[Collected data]
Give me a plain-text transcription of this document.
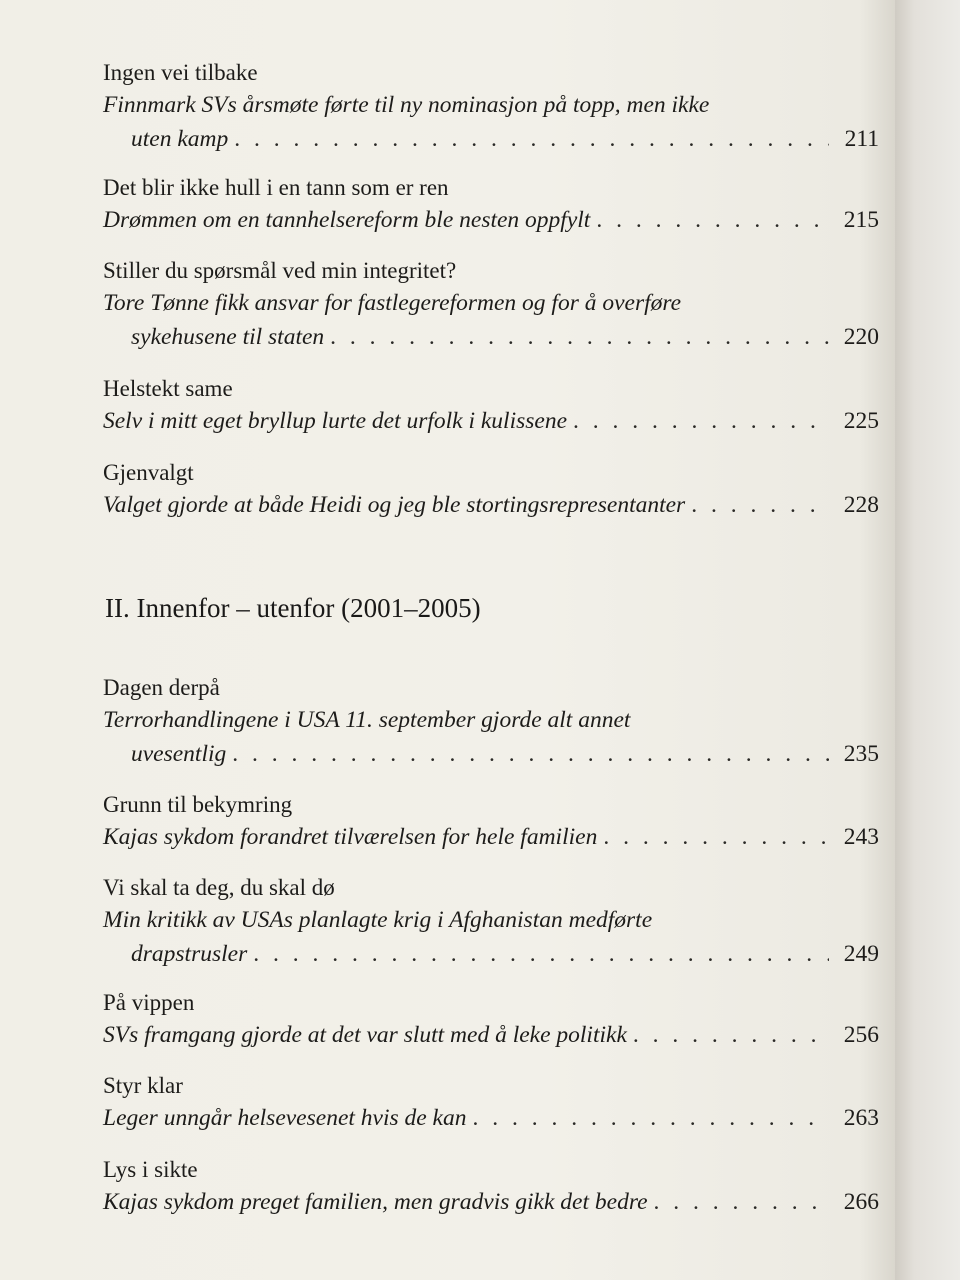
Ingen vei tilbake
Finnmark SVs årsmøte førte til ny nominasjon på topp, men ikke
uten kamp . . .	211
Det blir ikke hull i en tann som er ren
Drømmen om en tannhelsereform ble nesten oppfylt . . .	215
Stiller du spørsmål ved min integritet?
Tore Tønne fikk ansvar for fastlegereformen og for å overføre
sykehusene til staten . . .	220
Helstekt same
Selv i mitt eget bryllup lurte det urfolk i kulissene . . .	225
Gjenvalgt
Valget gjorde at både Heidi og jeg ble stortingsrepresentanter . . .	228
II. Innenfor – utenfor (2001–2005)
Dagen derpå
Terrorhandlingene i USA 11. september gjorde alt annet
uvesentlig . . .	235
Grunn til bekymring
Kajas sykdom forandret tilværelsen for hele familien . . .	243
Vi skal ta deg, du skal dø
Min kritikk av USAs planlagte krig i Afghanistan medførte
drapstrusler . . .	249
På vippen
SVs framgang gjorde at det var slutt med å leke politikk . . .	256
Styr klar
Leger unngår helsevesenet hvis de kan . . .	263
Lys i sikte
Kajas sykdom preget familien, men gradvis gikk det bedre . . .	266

SHORT EXERCISE. Look for the word "sykdom" and return every line where it occurs.

TASK RESULT.
Kajas sykdom forandret tilværelsen for hele familien . . .	243
Kajas sykdom preget familien, men gradvis gikk det bedre . . .	266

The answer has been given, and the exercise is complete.